#### [EXCERPTED RECORDS]

★ ★ ★

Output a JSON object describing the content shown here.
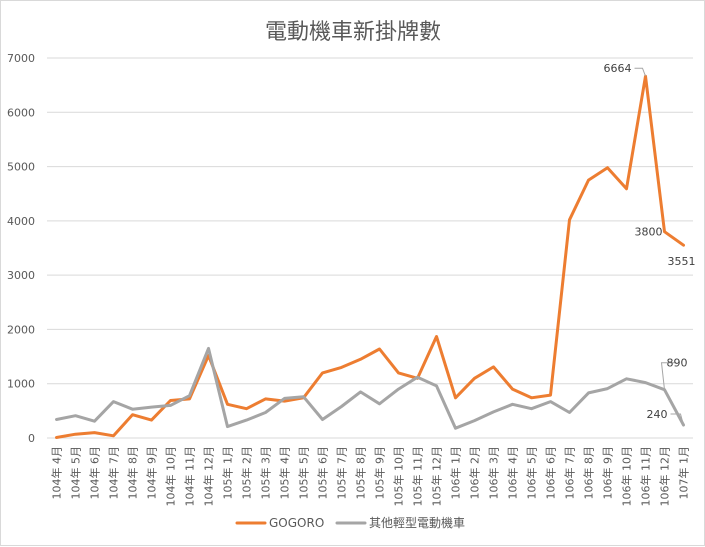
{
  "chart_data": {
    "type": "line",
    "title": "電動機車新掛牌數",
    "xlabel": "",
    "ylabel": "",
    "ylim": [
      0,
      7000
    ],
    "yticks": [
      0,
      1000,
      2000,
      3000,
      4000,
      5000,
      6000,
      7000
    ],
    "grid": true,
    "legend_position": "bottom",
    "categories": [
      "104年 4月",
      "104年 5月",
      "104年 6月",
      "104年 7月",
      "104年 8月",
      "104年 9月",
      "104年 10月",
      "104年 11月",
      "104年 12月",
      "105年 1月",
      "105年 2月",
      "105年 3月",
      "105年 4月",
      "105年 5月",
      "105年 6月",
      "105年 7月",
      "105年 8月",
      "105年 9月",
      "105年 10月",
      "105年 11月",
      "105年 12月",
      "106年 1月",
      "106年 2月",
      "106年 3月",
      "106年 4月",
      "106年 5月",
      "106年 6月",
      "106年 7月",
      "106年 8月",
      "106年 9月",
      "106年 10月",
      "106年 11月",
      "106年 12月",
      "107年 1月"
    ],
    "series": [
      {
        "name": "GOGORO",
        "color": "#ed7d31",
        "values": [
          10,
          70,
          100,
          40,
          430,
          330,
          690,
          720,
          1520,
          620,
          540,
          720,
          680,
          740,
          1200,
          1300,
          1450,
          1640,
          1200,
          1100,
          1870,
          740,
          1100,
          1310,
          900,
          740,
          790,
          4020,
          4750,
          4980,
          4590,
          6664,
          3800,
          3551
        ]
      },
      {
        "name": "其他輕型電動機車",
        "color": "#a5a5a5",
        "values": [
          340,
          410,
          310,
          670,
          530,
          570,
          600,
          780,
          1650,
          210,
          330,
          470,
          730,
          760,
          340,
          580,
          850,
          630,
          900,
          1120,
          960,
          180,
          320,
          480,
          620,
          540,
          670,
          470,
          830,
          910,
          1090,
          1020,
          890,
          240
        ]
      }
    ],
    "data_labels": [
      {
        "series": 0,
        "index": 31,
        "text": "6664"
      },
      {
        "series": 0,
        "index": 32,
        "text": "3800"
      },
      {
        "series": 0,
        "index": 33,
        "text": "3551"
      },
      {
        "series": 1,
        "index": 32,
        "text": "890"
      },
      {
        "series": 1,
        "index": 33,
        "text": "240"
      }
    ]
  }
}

★ ★ ★

#### [STATED GOAL]
Transcribe the records word for word and include no pictures.

#### [RESPONSE TO THIS TASK]
Output a JSON object describing the content shown here.
{
  "chart_data": {
    "type": "line",
    "title": "電動機車新掛牌數",
    "xlabel": "",
    "ylabel": "",
    "ylim": [
      0,
      7000
    ],
    "yticks": [
      0,
      1000,
      2000,
      3000,
      4000,
      5000,
      6000,
      7000
    ],
    "grid": true,
    "legend_position": "bottom",
    "categories": [
      "104年 4月",
      "104年 5月",
      "104年 6月",
      "104年 7月",
      "104年 8月",
      "104年 9月",
      "104年 10月",
      "104年 11月",
      "104年 12月",
      "105年 1月",
      "105年 2月",
      "105年 3月",
      "105年 4月",
      "105年 5月",
      "105年 6月",
      "105年 7月",
      "105年 8月",
      "105年 9月",
      "105年 10月",
      "105年 11月",
      "105年 12月",
      "106年 1月",
      "106年 2月",
      "106年 3月",
      "106年 4月",
      "106年 5月",
      "106年 6月",
      "106年 7月",
      "106年 8月",
      "106年 9月",
      "106年 10月",
      "106年 11月",
      "106年 12月",
      "107年 1月"
    ],
    "series": [
      {
        "name": "GOGORO",
        "color": "#ed7d31",
        "values": [
          10,
          70,
          100,
          40,
          430,
          330,
          690,
          720,
          1520,
          620,
          540,
          720,
          680,
          740,
          1200,
          1300,
          1450,
          1640,
          1200,
          1100,
          1870,
          740,
          1100,
          1310,
          900,
          740,
          790,
          4020,
          4750,
          4980,
          4590,
          6664,
          3800,
          3551
        ]
      },
      {
        "name": "其他輕型電動機車",
        "color": "#a5a5a5",
        "values": [
          340,
          410,
          310,
          670,
          530,
          570,
          600,
          780,
          1650,
          210,
          330,
          470,
          730,
          760,
          340,
          580,
          850,
          630,
          900,
          1120,
          960,
          180,
          320,
          480,
          620,
          540,
          670,
          470,
          830,
          910,
          1090,
          1020,
          890,
          240
        ]
      }
    ],
    "data_labels": [
      {
        "series": 0,
        "index": 31,
        "text": "6664"
      },
      {
        "series": 0,
        "index": 32,
        "text": "3800"
      },
      {
        "series": 0,
        "index": 33,
        "text": "3551"
      },
      {
        "series": 1,
        "index": 32,
        "text": "890"
      },
      {
        "series": 1,
        "index": 33,
        "text": "240"
      }
    ]
  }
}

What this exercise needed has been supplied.